Stored items:

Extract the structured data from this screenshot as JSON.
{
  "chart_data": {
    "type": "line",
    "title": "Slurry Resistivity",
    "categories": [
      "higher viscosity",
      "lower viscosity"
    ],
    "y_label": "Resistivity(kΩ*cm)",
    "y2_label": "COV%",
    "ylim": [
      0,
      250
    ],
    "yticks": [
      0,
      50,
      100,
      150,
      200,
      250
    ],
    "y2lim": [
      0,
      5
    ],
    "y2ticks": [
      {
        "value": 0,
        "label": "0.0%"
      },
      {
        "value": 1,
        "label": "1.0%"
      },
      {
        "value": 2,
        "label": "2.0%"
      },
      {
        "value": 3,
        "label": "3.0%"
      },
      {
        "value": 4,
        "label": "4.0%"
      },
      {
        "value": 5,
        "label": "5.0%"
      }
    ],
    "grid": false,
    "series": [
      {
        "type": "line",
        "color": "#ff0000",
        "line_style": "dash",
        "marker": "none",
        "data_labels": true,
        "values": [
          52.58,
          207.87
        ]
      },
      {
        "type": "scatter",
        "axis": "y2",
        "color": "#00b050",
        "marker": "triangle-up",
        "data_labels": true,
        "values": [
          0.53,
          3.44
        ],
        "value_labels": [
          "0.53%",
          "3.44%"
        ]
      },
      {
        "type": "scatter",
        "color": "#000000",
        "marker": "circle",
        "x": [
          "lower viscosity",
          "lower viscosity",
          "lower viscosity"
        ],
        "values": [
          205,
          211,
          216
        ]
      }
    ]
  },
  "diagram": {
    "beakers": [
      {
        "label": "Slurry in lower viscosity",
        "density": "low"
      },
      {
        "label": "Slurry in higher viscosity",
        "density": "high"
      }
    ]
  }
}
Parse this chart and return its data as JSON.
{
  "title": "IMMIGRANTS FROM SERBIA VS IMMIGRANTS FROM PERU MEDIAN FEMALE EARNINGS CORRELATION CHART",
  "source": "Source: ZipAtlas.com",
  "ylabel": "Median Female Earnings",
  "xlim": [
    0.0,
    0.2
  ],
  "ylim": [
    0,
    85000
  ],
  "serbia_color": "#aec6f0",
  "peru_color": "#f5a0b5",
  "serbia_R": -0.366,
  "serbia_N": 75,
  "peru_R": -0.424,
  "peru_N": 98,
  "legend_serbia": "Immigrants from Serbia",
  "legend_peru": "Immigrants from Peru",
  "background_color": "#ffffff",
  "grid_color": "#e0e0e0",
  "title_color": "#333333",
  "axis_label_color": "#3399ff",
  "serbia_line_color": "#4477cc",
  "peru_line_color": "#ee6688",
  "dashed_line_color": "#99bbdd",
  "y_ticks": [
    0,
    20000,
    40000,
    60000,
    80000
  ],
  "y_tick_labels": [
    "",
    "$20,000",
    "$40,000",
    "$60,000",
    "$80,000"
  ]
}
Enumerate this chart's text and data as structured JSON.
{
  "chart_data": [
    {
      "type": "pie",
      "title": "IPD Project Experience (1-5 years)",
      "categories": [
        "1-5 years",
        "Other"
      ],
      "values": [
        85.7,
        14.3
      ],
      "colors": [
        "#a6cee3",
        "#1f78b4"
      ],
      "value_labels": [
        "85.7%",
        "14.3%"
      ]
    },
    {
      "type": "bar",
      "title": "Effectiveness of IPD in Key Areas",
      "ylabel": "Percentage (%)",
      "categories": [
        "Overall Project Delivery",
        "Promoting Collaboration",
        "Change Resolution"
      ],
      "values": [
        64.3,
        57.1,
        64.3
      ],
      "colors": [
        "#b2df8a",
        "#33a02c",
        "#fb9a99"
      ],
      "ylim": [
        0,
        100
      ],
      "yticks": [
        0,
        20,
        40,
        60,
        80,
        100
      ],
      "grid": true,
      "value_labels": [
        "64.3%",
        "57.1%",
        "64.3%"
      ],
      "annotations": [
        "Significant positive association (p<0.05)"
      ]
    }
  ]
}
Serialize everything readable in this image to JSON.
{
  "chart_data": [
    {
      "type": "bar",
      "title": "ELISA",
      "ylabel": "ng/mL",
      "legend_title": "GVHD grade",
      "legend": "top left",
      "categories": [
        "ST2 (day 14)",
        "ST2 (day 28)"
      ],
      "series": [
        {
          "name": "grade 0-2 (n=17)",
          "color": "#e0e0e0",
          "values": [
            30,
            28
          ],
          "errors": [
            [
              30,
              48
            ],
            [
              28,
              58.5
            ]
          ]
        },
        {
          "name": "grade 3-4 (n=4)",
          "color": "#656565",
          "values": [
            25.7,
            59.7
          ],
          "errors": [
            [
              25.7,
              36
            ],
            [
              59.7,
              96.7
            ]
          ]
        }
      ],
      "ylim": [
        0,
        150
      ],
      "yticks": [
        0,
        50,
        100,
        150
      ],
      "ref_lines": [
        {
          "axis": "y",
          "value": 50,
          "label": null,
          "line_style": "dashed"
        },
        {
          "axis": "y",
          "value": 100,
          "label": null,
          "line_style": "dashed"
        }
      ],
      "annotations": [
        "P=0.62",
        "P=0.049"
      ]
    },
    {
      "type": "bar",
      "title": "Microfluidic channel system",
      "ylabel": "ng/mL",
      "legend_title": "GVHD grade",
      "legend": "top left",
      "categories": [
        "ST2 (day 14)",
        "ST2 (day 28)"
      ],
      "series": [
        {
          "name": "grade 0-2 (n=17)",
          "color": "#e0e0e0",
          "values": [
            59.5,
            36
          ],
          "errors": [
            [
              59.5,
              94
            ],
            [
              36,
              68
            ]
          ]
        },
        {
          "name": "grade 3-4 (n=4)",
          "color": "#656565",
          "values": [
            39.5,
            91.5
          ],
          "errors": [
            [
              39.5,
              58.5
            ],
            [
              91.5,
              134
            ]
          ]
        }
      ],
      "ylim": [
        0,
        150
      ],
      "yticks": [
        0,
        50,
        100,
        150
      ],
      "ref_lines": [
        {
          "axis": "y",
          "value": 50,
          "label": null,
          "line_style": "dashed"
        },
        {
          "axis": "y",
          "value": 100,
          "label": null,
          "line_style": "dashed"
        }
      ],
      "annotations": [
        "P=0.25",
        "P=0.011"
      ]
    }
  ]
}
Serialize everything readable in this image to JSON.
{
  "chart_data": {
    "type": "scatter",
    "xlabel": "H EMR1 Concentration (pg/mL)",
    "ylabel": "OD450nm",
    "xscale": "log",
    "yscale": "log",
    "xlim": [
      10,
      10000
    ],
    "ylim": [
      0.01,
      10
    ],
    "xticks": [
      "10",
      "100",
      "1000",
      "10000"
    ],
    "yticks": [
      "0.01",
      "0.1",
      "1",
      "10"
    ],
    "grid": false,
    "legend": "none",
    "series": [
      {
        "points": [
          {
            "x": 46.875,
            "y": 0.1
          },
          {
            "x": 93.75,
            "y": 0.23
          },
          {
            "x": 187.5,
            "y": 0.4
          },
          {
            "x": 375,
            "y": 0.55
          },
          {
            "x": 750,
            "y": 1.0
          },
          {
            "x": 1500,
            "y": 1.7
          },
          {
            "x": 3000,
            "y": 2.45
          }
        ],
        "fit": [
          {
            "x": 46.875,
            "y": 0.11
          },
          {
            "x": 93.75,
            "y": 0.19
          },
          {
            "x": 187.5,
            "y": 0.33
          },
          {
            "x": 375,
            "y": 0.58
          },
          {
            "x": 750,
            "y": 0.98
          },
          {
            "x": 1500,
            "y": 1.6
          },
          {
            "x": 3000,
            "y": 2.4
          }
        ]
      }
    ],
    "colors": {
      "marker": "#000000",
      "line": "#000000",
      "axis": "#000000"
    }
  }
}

### BRIEF:
Quote the whole listing above, leaving nothing out.

### OUTPUT OF THE TASK:
Extract the structured data from this screenshot as JSON.
{
  "chart_data": {
    "type": "line",
    "title": "Slurry Resistivity",
    "categories": [
      "higher viscosity",
      "lower viscosity"
    ],
    "y_label": "Resistivity(kΩ*cm)",
    "y2_label": "COV%",
    "ylim": [
      0,
      250
    ],
    "yticks": [
      0,
      50,
      100,
      150,
      200,
      250
    ],
    "y2lim": [
      0,
      5
    ],
    "y2ticks": [
      {
        "value": 0,
        "label": "0.0%"
      },
      {
        "value": 1,
        "label": "1.0%"
      },
      {
        "value": 2,
        "label": "2.0%"
      },
      {
        "value": 3,
        "label": "3.0%"
      },
      {
        "value": 4,
        "label": "4.0%"
      },
      {
        "value": 5,
        "label": "5.0%"
      }
    ],
    "grid": false,
    "series": [
      {
        "type": "line",
        "color": "#ff0000",
        "line_style": "dash",
        "marker": "none",
        "data_labels": true,
        "values": [
          52.58,
          207.87
        ]
      },
      {
        "type": "scatter",
        "axis": "y2",
        "color": "#00b050",
        "marker": "triangle-up",
        "data_labels": true,
        "values": [
          0.53,
          3.44
        ],
        "value_labels": [
          "0.53%",
          "3.44%"
        ]
      },
      {
        "type": "scatter",
        "color": "#000000",
        "marker": "circle",
        "x": [
          "lower viscosity",
          "lower viscosity",
          "lower viscosity"
        ],
        "values": [
          205,
          211,
          216
        ]
      }
    ]
  },
  "diagram": {
    "beakers": [
      {
        "label": "Slurry in lower viscosity",
        "density": "low"
      },
      {
        "label": "Slurry in higher viscosity",
        "density": "high"
      }
    ]
  }
}
Parse this chart and return its data as JSON.
{
  "title": "IMMIGRANTS FROM SERBIA VS IMMIGRANTS FROM PERU MEDIAN FEMALE EARNINGS CORRELATION CHART",
  "source": "Source: ZipAtlas.com",
  "ylabel": "Median Female Earnings",
  "xlim": [
    0.0,
    0.2
  ],
  "ylim": [
    0,
    85000
  ],
  "serbia_color": "#aec6f0",
  "peru_color": "#f5a0b5",
  "serbia_R": -0.366,
  "serbia_N": 75,
  "peru_R": -0.424,
  "peru_N": 98,
  "legend_serbia": "Immigrants from Serbia",
  "legend_peru": "Immigrants from Peru",
  "background_color": "#ffffff",
  "grid_color": "#e0e0e0",
  "title_color": "#333333",
  "axis_label_color": "#3399ff",
  "serbia_line_color": "#4477cc",
  "peru_line_color": "#ee6688",
  "dashed_line_color": "#99bbdd",
  "y_ticks": [
    0,
    20000,
    40000,
    60000,
    80000
  ],
  "y_tick_labels": [
    "",
    "$20,000",
    "$40,000",
    "$60,000",
    "$80,000"
  ]
}
Enumerate this chart's text and data as structured JSON.
{
  "chart_data": [
    {
      "type": "pie",
      "title": "IPD Project Experience (1-5 years)",
      "categories": [
        "1-5 years",
        "Other"
      ],
      "values": [
        85.7,
        14.3
      ],
      "colors": [
        "#a6cee3",
        "#1f78b4"
      ],
      "value_labels": [
        "85.7%",
        "14.3%"
      ]
    },
    {
      "type": "bar",
      "title": "Effectiveness of IPD in Key Areas",
      "ylabel": "Percentage (%)",
      "categories": [
        "Overall Project Delivery",
        "Promoting Collaboration",
        "Change Resolution"
      ],
      "values": [
        64.3,
        57.1,
        64.3
      ],
      "colors": [
        "#b2df8a",
        "#33a02c",
        "#fb9a99"
      ],
      "ylim": [
        0,
        100
      ],
      "yticks": [
        0,
        20,
        40,
        60,
        80,
        100
      ],
      "grid": true,
      "value_labels": [
        "64.3%",
        "57.1%",
        "64.3%"
      ],
      "annotations": [
        "Significant positive association (p<0.05)"
      ]
    }
  ]
}
Serialize everything readable in this image to JSON.
{
  "chart_data": [
    {
      "type": "bar",
      "title": "ELISA",
      "ylabel": "ng/mL",
      "legend_title": "GVHD grade",
      "legend": "top left",
      "categories": [
        "ST2 (day 14)",
        "ST2 (day 28)"
      ],
      "series": [
        {
          "name": "grade 0-2 (n=17)",
          "color": "#e0e0e0",
          "values": [
            30,
            28
          ],
          "errors": [
            [
              30,
              48
            ],
            [
              28,
              58.5
            ]
          ]
        },
        {
          "name": "grade 3-4 (n=4)",
          "color": "#656565",
          "values": [
            25.7,
            59.7
          ],
          "errors": [
            [
              25.7,
              36
            ],
            [
              59.7,
              96.7
            ]
          ]
        }
      ],
      "ylim": [
        0,
        150
      ],
      "yticks": [
        0,
        50,
        100,
        150
      ],
      "ref_lines": [
        {
          "axis": "y",
          "value": 50,
          "label": null,
          "line_style": "dashed"
        },
        {
          "axis": "y",
          "value": 100,
          "label": null,
          "line_style": "dashed"
        }
      ],
      "annotations": [
        "P=0.62",
        "P=0.049"
      ]
    },
    {
      "type": "bar",
      "title": "Microfluidic channel system",
      "ylabel": "ng/mL",
      "legend_title": "GVHD grade",
      "legend": "top left",
      "categories": [
        "ST2 (day 14)",
        "ST2 (day 28)"
      ],
      "series": [
        {
          "name": "grade 0-2 (n=17)",
          "color": "#e0e0e0",
          "values": [
            59.5,
            36
          ],
          "errors": [
            [
              59.5,
              94
            ],
            [
              36,
              68
            ]
          ]
        },
        {
          "name": "grade 3-4 (n=4)",
          "color": "#656565",
          "values": [
            39.5,
            91.5
          ],
          "errors": [
            [
              39.5,
              58.5
            ],
            [
              91.5,
              134
            ]
          ]
        }
      ],
      "ylim": [
        0,
        150
      ],
      "yticks": [
        0,
        50,
        100,
        150
      ],
      "ref_lines": [
        {
          "axis": "y",
          "value": 50,
          "label": null,
          "line_style": "dashed"
        },
        {
          "axis": "y",
          "value": 100,
          "label": null,
          "line_style": "dashed"
        }
      ],
      "annotations": [
        "P=0.25",
        "P=0.011"
      ]
    }
  ]
}
Serialize everything readable in this image to JSON.
{
  "chart_data": {
    "type": "scatter",
    "xlabel": "H EMR1 Concentration (pg/mL)",
    "ylabel": "OD450nm",
    "xscale": "log",
    "yscale": "log",
    "xlim": [
      10,
      10000
    ],
    "ylim": [
      0.01,
      10
    ],
    "xticks": [
      "10",
      "100",
      "1000",
      "10000"
    ],
    "yticks": [
      "0.01",
      "0.1",
      "1",
      "10"
    ],
    "grid": false,
    "legend": "none",
    "series": [
      {
        "points": [
          {
            "x": 46.875,
            "y": 0.1
          },
          {
            "x": 93.75,
            "y": 0.23
          },
          {
            "x": 187.5,
            "y": 0.4
          },
          {
            "x": 375,
            "y": 0.55
          },
          {
            "x": 750,
            "y": 1.0
          },
          {
            "x": 1500,
            "y": 1.7
          },
          {
            "x": 3000,
            "y": 2.45
          }
        ],
        "fit": [
          {
            "x": 46.875,
            "y": 0.11
          },
          {
            "x": 93.75,
            "y": 0.19
          },
          {
            "x": 187.5,
            "y": 0.33
          },
          {
            "x": 375,
            "y": 0.58
          },
          {
            "x": 750,
            "y": 0.98
          },
          {
            "x": 1500,
            "y": 1.6
          },
          {
            "x": 3000,
            "y": 2.4
          }
        ]
      }
    ],
    "colors": {
      "marker": "#000000",
      "line": "#000000",
      "axis": "#000000"
    }
  }
}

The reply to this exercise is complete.